▼▼▼
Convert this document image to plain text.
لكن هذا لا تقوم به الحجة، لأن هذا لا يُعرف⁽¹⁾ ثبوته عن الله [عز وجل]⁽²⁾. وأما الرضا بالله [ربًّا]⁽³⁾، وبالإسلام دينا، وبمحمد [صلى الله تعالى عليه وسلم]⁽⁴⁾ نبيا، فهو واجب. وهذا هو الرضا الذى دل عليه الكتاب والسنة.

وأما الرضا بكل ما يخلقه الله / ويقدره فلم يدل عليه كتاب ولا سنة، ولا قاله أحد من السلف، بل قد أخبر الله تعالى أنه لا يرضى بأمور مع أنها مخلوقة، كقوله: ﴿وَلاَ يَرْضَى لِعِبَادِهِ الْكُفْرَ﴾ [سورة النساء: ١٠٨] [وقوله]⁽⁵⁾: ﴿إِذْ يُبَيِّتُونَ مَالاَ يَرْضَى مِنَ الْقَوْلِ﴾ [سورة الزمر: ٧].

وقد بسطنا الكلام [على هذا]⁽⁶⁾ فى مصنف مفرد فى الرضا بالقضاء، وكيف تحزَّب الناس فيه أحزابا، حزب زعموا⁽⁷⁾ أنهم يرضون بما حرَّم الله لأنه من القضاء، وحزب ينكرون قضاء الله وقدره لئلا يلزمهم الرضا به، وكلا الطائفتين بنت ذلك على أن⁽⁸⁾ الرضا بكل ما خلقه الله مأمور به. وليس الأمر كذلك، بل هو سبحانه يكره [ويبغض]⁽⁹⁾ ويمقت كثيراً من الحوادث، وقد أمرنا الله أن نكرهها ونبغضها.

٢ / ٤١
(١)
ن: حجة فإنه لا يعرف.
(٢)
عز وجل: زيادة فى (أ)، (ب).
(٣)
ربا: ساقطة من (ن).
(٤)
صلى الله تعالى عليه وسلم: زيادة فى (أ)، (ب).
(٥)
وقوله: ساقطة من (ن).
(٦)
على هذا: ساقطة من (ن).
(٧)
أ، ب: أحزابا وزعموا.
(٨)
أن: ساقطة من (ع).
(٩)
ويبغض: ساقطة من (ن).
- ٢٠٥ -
▲▲▲
**Challenge**
Reproduce the complete set of lines precisely as supplied.

**Output for this exercise**
Convert this document image to plain text.
لكن هذا لا تقوم به الحجة، لأن هذا لا يُعرف⁽¹⁾ ثبوته عن الله [عز وجل]⁽²⁾. وأما الرضا بالله [ربًّا]⁽³⁾، وبالإسلام دينا، وبمحمد [صلى الله تعالى عليه وسلم]⁽⁴⁾ نبيا، فهو واجب. وهذا هو الرضا الذى دل عليه الكتاب والسنة.

وأما الرضا بكل ما يخلقه الله / ويقدره فلم يدل عليه كتاب ولا سنة، ولا قاله أحد من السلف، بل قد أخبر الله تعالى أنه لا يرضى بأمور مع أنها مخلوقة، كقوله: ﴿وَلاَ يَرْضَى لِعِبَادِهِ الْكُفْرَ﴾ [سورة النساء: ١٠٨] [وقوله]⁽⁵⁾: ﴿إِذْ يُبَيِّتُونَ مَالاَ يَرْضَى مِنَ الْقَوْلِ﴾ [سورة الزمر: ٧].

وقد بسطنا الكلام [على هذا]⁽⁶⁾ فى مصنف مفرد فى الرضا بالقضاء، وكيف تحزَّب الناس فيه أحزابا، حزب زعموا⁽⁷⁾ أنهم يرضون بما حرَّم الله لأنه من القضاء، وحزب ينكرون قضاء الله وقدره لئلا يلزمهم الرضا به، وكلا الطائفتين بنت ذلك على أن⁽⁸⁾ الرضا بكل ما خلقه الله مأمور به. وليس الأمر كذلك، بل هو سبحانه يكره [ويبغض]⁽⁹⁾ ويمقت كثيراً من الحوادث، وقد أمرنا الله أن نكرهها ونبغضها.

٢ / ٤١
(١)
ن: حجة فإنه لا يعرف.
(٢)
عز وجل: زيادة فى (أ)، (ب).
(٣)
ربا: ساقطة من (ن).
(٤)
صلى الله تعالى عليه وسلم: زيادة فى (أ)، (ب).
(٥)
وقوله: ساقطة من (ن).
(٦)
على هذا: ساقطة من (ن).
(٧)
أ، ب: أحزابا وزعموا.
(٨)
أن: ساقطة من (ع).
(٩)
ويبغض: ساقطة من (ن).
- ٢٠٥ -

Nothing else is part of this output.